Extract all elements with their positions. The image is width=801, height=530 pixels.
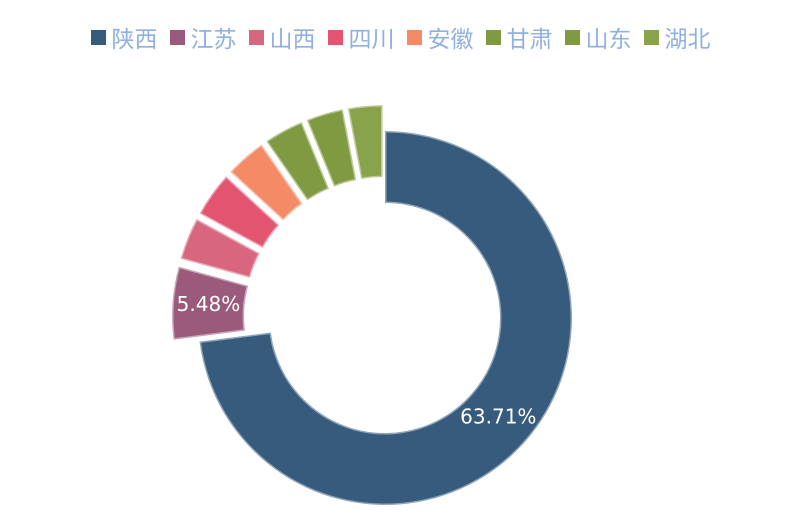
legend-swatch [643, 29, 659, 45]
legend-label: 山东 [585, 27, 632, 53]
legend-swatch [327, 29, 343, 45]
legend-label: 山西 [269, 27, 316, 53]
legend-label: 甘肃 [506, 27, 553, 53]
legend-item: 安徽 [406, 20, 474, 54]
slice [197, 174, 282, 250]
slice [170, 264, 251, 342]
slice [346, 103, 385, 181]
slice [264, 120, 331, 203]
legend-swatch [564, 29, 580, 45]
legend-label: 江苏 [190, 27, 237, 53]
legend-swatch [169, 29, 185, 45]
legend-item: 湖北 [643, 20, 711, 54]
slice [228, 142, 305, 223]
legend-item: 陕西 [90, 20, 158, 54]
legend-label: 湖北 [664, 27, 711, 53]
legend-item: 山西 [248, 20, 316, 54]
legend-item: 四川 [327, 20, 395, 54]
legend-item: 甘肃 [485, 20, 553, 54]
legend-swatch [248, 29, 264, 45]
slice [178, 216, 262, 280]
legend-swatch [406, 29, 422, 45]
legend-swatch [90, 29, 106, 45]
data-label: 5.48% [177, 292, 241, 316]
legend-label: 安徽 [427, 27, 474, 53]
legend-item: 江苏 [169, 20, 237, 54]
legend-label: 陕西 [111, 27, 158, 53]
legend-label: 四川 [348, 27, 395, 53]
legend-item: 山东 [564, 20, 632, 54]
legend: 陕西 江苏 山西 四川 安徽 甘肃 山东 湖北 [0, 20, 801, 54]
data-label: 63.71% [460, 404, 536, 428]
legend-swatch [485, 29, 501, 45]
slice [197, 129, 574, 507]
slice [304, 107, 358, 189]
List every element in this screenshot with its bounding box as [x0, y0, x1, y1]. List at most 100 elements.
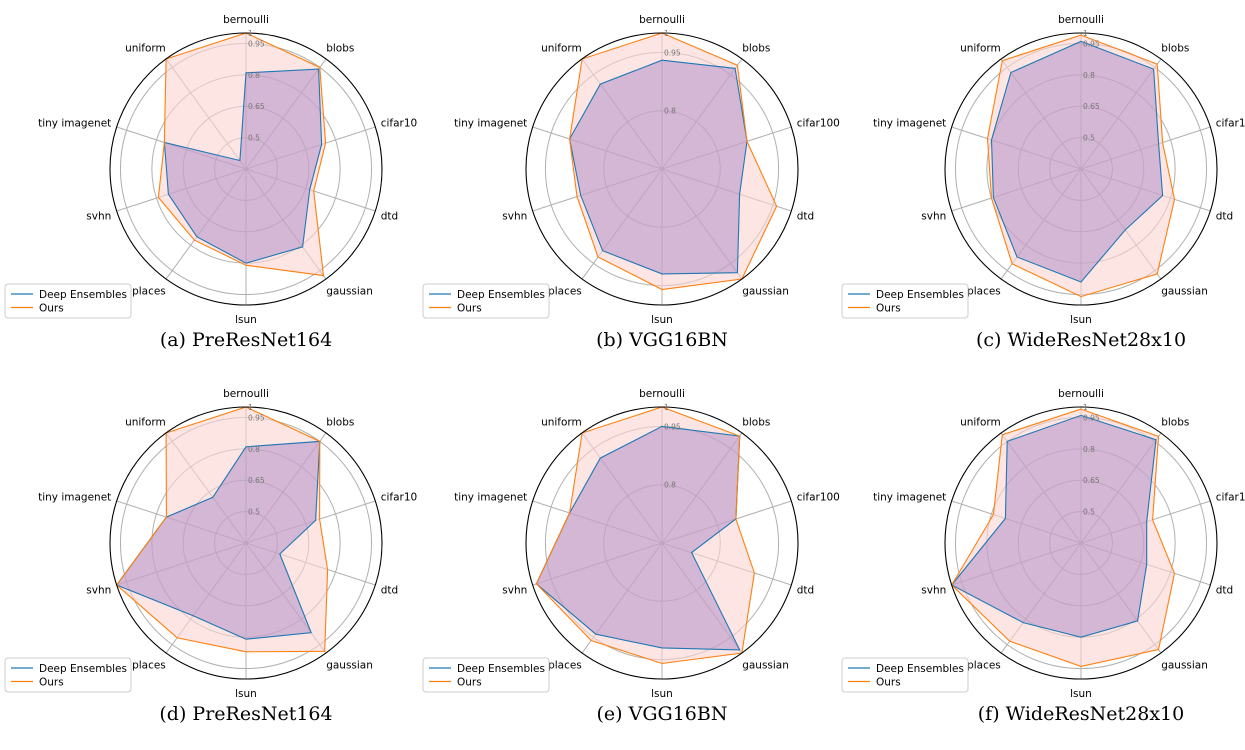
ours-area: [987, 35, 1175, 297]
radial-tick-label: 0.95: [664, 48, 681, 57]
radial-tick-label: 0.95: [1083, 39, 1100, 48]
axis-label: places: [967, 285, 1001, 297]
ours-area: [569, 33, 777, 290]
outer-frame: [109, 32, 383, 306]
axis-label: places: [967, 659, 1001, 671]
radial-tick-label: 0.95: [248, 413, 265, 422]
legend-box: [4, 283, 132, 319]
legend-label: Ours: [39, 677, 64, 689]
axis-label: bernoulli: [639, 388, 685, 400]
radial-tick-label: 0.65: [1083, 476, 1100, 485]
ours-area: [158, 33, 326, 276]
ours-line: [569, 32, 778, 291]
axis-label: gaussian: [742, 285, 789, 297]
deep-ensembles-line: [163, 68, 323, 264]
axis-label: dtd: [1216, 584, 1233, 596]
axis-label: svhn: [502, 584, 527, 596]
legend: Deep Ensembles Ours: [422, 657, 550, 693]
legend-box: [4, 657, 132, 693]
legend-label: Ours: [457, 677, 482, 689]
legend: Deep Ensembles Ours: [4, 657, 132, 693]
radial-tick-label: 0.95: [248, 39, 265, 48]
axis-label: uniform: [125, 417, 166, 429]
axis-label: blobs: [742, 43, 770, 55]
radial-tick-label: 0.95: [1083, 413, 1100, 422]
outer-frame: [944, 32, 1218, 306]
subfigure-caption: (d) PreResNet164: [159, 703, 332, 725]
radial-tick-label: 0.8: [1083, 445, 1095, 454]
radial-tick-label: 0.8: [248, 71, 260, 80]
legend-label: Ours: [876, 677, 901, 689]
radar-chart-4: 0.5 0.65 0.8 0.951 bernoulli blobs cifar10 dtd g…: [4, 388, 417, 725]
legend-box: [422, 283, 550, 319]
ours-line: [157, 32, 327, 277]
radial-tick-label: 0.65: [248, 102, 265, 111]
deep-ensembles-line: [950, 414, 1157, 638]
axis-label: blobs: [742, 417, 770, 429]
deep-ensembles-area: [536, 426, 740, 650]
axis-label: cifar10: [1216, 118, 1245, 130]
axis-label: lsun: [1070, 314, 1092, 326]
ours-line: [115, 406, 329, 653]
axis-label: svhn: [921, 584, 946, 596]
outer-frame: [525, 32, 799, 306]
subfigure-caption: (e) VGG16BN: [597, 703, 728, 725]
══════════════════════════════
Do this: Give the lines of the material between the line containing "ours-area: [987, 35, 1175, 297]" and the line containing "axis-label: places: [967, 659, 1001, 671]", inclusive, as a Markdown table with the columns Row and Entry, leaving out any blank lines.

Final result:
| Row | Entry |
|---|---|
| 1 | ours-area: [987, 35, 1175, 297] |
| 2 | radial-tick-label: 0.95: [664, 48, 681, 57] |
| 3 | radial-tick-label: 0.95: [1083, 39, 1100, 48] |
| 4 | axis-label: places: [967, 285, 1001, 297] |
| 5 | ours-area: [569, 33, 777, 290] |
| 6 | outer-frame: [109, 32, 383, 306] |
| 7 | axis-label: places: [967, 659, 1001, 671] |